# THE EXERCISE
From the entries below, pull out each line where "name" appears.

— start RECORDS SUPPLIED —

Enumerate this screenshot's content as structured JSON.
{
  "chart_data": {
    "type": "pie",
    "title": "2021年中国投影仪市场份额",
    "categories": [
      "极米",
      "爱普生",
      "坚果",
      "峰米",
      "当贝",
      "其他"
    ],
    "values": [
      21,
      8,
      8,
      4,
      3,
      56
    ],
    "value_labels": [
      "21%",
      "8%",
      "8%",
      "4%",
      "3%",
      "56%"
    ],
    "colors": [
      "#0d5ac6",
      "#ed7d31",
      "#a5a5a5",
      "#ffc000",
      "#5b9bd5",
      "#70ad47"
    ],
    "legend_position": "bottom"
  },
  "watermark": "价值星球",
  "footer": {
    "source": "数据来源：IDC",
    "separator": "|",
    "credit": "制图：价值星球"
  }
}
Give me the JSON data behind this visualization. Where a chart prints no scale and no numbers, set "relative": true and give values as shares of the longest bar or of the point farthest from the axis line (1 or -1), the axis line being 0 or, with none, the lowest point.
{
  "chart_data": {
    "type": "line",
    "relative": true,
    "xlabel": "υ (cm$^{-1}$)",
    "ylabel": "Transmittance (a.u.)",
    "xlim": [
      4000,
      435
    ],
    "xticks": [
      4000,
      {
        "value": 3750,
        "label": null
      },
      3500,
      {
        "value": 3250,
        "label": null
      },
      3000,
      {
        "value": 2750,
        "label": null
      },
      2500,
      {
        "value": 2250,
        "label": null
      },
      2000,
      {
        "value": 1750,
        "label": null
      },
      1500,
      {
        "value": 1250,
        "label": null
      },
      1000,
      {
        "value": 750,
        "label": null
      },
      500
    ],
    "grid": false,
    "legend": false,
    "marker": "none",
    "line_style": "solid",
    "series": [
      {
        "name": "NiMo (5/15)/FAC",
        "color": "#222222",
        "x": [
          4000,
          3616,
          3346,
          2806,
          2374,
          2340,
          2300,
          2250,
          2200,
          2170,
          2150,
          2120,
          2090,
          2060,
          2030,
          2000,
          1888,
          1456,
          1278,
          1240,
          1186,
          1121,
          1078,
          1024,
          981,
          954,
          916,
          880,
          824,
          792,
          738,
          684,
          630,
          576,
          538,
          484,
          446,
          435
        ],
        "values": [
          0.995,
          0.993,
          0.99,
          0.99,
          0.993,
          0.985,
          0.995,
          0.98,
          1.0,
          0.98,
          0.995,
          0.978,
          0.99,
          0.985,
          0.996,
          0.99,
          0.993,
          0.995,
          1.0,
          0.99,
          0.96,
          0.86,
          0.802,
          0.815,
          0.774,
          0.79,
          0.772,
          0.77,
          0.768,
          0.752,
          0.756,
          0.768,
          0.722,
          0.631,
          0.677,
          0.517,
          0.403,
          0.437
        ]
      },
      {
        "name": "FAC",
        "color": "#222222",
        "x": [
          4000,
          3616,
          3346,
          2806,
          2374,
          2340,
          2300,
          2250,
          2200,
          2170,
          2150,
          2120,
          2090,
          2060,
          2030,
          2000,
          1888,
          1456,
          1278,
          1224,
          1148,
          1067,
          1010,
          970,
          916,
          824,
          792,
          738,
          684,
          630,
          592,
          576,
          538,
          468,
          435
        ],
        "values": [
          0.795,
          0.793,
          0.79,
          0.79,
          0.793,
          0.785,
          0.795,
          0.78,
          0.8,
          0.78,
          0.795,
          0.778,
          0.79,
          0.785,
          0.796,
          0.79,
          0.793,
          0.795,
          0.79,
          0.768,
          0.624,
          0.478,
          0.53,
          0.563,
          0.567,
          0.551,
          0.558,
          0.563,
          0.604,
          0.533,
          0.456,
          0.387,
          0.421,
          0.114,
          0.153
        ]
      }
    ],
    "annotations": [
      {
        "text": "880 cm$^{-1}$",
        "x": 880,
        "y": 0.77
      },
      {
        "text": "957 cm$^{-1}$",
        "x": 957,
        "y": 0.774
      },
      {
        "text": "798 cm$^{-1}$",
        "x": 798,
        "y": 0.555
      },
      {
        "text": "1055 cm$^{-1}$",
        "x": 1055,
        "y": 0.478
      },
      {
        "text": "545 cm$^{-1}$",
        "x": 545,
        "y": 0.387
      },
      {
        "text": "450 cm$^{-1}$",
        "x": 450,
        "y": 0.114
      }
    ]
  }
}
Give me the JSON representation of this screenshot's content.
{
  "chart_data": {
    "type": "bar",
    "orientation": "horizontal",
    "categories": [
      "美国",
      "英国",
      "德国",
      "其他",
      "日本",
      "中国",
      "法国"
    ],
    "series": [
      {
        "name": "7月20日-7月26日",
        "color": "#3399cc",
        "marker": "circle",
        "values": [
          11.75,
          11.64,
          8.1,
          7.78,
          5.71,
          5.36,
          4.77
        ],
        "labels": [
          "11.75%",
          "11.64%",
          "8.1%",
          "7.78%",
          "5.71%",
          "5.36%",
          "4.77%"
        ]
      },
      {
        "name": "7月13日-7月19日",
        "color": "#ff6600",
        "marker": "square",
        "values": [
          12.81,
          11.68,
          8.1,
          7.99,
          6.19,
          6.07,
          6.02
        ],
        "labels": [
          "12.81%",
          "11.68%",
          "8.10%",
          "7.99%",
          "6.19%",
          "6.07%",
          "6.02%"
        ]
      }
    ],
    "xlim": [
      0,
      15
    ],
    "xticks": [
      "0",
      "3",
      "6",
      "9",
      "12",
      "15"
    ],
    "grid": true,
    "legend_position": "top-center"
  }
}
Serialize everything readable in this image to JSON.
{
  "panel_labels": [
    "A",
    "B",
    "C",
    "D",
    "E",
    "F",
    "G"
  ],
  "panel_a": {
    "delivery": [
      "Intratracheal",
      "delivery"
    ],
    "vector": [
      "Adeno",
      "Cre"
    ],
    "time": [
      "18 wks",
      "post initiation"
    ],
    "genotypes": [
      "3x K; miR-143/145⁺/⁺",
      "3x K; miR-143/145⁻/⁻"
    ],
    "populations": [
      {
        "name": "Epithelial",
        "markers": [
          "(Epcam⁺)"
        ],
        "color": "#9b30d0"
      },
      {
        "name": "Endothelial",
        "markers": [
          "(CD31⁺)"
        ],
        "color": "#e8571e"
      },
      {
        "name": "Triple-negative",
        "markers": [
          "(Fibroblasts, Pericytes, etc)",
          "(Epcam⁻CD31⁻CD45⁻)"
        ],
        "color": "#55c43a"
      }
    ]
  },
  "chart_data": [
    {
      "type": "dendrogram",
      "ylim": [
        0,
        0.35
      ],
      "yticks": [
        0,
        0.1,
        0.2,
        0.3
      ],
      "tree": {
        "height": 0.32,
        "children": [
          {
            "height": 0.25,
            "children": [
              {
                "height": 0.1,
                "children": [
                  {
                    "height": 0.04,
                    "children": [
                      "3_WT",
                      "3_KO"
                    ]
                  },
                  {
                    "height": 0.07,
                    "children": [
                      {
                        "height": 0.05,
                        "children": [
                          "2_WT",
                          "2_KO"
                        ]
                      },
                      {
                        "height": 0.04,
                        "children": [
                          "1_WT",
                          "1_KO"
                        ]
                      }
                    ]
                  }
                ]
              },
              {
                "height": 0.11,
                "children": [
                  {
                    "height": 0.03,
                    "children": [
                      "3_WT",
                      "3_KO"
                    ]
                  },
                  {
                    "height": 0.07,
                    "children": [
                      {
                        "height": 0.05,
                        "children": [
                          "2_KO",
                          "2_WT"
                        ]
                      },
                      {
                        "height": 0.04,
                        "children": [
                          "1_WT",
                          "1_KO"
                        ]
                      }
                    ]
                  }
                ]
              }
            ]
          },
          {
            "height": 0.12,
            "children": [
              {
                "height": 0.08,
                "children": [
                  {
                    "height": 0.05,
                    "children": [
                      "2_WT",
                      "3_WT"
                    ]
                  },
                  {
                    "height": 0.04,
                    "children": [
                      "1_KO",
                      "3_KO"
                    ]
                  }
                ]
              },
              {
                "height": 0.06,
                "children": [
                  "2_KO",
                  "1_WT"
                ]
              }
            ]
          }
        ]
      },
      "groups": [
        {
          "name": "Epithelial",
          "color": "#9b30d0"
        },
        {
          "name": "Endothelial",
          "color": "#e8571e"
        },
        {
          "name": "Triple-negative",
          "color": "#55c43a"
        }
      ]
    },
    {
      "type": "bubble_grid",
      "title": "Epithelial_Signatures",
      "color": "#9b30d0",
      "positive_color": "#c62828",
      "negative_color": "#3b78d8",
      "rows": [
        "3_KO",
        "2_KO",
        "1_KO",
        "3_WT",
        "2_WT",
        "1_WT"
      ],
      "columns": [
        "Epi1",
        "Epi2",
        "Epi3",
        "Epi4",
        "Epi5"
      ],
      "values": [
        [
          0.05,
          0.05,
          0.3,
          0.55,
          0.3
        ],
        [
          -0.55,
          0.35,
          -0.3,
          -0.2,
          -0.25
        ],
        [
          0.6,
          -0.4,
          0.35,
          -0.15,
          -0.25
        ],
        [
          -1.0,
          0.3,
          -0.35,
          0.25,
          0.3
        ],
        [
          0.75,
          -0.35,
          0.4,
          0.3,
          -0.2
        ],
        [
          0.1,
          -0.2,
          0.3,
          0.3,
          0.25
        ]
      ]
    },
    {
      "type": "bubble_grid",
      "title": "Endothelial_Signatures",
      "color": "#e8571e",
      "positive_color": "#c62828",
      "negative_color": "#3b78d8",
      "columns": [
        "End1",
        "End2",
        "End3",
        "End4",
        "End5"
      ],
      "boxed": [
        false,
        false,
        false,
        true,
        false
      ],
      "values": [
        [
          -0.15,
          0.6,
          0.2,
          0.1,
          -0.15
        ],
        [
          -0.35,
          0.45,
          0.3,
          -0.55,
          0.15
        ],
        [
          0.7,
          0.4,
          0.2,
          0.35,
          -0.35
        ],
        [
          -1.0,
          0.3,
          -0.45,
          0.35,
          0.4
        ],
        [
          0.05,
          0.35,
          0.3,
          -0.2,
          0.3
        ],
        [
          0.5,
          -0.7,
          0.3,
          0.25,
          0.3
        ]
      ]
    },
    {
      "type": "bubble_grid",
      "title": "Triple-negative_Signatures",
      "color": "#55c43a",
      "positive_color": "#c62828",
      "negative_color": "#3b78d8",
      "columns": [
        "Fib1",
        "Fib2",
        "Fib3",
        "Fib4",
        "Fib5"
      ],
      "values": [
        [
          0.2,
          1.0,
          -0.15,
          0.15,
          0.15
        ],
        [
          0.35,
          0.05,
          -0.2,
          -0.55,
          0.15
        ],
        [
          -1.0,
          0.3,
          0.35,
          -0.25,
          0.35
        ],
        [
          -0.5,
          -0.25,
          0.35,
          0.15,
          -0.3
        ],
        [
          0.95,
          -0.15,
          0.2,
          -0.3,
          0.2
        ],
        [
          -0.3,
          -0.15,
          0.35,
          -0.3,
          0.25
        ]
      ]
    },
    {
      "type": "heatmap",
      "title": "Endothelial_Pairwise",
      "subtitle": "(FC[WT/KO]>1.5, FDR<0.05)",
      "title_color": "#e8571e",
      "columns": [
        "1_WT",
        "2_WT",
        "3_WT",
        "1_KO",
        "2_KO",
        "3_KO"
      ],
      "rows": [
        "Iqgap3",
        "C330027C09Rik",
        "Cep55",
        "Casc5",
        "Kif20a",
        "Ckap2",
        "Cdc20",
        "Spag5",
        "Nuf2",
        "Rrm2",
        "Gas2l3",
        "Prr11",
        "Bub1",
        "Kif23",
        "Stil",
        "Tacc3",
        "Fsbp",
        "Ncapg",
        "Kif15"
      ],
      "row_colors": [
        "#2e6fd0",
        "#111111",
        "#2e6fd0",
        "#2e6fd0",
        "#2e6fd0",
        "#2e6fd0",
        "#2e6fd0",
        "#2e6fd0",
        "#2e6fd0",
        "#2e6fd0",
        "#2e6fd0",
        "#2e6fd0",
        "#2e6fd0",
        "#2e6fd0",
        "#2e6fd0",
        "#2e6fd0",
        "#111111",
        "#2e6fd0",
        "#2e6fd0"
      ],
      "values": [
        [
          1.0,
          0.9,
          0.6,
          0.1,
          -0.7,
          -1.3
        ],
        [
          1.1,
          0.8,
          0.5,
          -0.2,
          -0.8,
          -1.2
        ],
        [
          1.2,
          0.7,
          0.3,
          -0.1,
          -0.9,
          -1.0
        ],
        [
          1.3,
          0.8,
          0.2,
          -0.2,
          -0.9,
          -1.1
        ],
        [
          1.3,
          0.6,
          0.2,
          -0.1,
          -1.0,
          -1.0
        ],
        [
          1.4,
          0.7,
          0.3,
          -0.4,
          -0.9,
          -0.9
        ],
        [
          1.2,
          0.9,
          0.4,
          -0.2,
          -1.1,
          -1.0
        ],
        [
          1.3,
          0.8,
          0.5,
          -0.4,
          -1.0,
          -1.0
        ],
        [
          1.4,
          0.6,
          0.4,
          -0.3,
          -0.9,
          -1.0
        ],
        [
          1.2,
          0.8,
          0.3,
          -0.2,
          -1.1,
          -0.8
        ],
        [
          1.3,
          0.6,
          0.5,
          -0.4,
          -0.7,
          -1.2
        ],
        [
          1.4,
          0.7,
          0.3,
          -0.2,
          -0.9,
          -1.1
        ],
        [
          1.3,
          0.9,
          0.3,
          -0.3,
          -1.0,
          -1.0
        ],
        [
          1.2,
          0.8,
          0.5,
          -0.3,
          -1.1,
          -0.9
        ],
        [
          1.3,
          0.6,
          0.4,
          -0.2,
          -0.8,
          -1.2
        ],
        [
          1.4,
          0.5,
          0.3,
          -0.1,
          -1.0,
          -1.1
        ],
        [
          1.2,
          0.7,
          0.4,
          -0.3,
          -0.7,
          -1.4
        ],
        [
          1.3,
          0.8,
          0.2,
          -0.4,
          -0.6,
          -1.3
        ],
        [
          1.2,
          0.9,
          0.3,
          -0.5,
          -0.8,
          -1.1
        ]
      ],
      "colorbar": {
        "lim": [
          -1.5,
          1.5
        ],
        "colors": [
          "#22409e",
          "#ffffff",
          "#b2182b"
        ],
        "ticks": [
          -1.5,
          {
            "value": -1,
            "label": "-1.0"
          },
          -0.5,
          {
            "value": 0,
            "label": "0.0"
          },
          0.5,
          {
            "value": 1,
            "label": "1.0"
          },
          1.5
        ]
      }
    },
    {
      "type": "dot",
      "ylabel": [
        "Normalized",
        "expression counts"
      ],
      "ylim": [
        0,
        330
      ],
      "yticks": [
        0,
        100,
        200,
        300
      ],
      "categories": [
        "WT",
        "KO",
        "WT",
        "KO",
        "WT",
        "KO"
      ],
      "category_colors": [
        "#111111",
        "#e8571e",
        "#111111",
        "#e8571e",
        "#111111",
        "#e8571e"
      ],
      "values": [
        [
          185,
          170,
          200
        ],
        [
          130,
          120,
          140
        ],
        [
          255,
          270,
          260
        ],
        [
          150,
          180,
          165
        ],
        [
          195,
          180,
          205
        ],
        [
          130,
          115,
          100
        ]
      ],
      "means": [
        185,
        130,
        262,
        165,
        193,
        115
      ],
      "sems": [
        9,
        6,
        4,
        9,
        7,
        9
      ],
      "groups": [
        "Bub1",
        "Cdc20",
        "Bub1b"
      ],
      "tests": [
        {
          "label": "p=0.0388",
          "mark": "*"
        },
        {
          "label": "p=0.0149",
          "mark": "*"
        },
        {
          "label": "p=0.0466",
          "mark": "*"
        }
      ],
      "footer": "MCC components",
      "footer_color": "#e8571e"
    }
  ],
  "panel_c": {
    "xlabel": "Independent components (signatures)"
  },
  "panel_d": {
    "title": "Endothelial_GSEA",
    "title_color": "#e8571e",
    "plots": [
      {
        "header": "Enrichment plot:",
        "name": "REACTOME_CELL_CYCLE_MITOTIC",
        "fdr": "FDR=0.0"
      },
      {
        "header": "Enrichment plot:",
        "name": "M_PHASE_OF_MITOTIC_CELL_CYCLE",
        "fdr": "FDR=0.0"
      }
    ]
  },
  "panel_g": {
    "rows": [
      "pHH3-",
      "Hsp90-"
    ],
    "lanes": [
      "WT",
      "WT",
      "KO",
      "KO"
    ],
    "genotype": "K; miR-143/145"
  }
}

— end RECORDS SUPPLIED —

# WORKED SOLUTION
        "name": "NiMo (5/15)/FAC",
        "name": "FAC",
        "name": "7月20日-7月26日",
        "name": "7月13日-7月19日",
        "name": "Epithelial",
        "name": "Endothelial",
        "name": "Triple-negative",
          "name": "Epithelial",
          "name": "Endothelial",
          "name": "Triple-negative",
        "name": "REACTOME_CELL_CYCLE_MITOTIC",
        "name": "M_PHASE_OF_MITOTIC_CELL_CYCLE",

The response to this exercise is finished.